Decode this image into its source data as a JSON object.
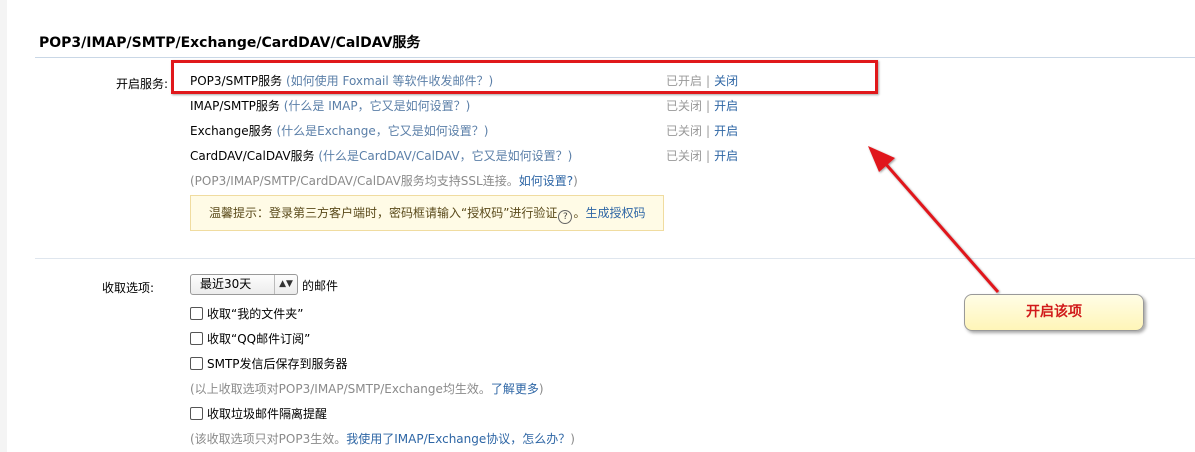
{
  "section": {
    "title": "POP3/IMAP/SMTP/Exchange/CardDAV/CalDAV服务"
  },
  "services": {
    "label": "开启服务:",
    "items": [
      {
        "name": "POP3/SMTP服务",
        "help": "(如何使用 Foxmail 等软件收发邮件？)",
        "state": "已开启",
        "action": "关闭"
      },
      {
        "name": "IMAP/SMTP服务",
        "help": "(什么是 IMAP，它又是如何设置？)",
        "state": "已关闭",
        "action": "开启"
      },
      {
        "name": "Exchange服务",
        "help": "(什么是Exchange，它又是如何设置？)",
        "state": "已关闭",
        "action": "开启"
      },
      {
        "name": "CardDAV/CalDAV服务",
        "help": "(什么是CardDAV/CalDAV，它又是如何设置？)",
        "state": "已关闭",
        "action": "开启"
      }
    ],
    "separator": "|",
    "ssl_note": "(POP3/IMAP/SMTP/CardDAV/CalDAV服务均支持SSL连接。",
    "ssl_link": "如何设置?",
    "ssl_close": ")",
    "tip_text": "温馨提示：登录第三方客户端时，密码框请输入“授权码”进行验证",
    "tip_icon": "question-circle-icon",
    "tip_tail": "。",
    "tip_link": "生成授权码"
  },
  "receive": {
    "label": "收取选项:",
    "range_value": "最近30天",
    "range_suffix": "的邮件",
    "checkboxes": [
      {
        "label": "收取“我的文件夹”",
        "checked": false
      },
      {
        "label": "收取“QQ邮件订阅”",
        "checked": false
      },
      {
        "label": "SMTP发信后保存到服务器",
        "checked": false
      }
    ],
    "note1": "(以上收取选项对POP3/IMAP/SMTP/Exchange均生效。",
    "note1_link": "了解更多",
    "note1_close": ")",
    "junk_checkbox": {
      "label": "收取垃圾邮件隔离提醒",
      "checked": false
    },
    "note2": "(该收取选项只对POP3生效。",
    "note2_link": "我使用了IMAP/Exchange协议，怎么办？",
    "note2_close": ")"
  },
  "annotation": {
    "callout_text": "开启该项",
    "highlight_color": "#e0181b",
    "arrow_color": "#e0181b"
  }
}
=======
• _Problem description_
In your copy, repeat each record exactly and include no pictures.

• _Written solution_
Decode this image into its source data as a JSON object.
{
  "section": {
    "title": "POP3/IMAP/SMTP/Exchange/CardDAV/CalDAV服务"
  },
  "services": {
    "label": "开启服务:",
    "items": [
      {
        "name": "POP3/SMTP服务",
        "help": "(如何使用 Foxmail 等软件收发邮件？)",
        "state": "已开启",
        "action": "关闭"
      },
      {
        "name": "IMAP/SMTP服务",
        "help": "(什么是 IMAP，它又是如何设置？)",
        "state": "已关闭",
        "action": "开启"
      },
      {
        "name": "Exchange服务",
        "help": "(什么是Exchange，它又是如何设置？)",
        "state": "已关闭",
        "action": "开启"
      },
      {
        "name": "CardDAV/CalDAV服务",
        "help": "(什么是CardDAV/CalDAV，它又是如何设置？)",
        "state": "已关闭",
        "action": "开启"
      }
    ],
    "separator": "|",
    "ssl_note": "(POP3/IMAP/SMTP/CardDAV/CalDAV服务均支持SSL连接。",
    "ssl_link": "如何设置?",
    "ssl_close": ")",
    "tip_text": "温馨提示：登录第三方客户端时，密码框请输入“授权码”进行验证",
    "tip_icon": "question-circle-icon",
    "tip_tail": "。",
    "tip_link": "生成授权码"
  },
  "receive": {
    "label": "收取选项:",
    "range_value": "最近30天",
    "range_suffix": "的邮件",
    "checkboxes": [
      {
        "label": "收取“我的文件夹”",
        "checked": false
      },
      {
        "label": "收取“QQ邮件订阅”",
        "checked": false
      },
      {
        "label": "SMTP发信后保存到服务器",
        "checked": false
      }
    ],
    "note1": "(以上收取选项对POP3/IMAP/SMTP/Exchange均生效。",
    "note1_link": "了解更多",
    "note1_close": ")",
    "junk_checkbox": {
      "label": "收取垃圾邮件隔离提醒",
      "checked": false
    },
    "note2": "(该收取选项只对POP3生效。",
    "note2_link": "我使用了IMAP/Exchange协议，怎么办？",
    "note2_close": ")"
  },
  "annotation": {
    "callout_text": "开启该项",
    "highlight_color": "#e0181b",
    "arrow_color": "#e0181b"
  }
}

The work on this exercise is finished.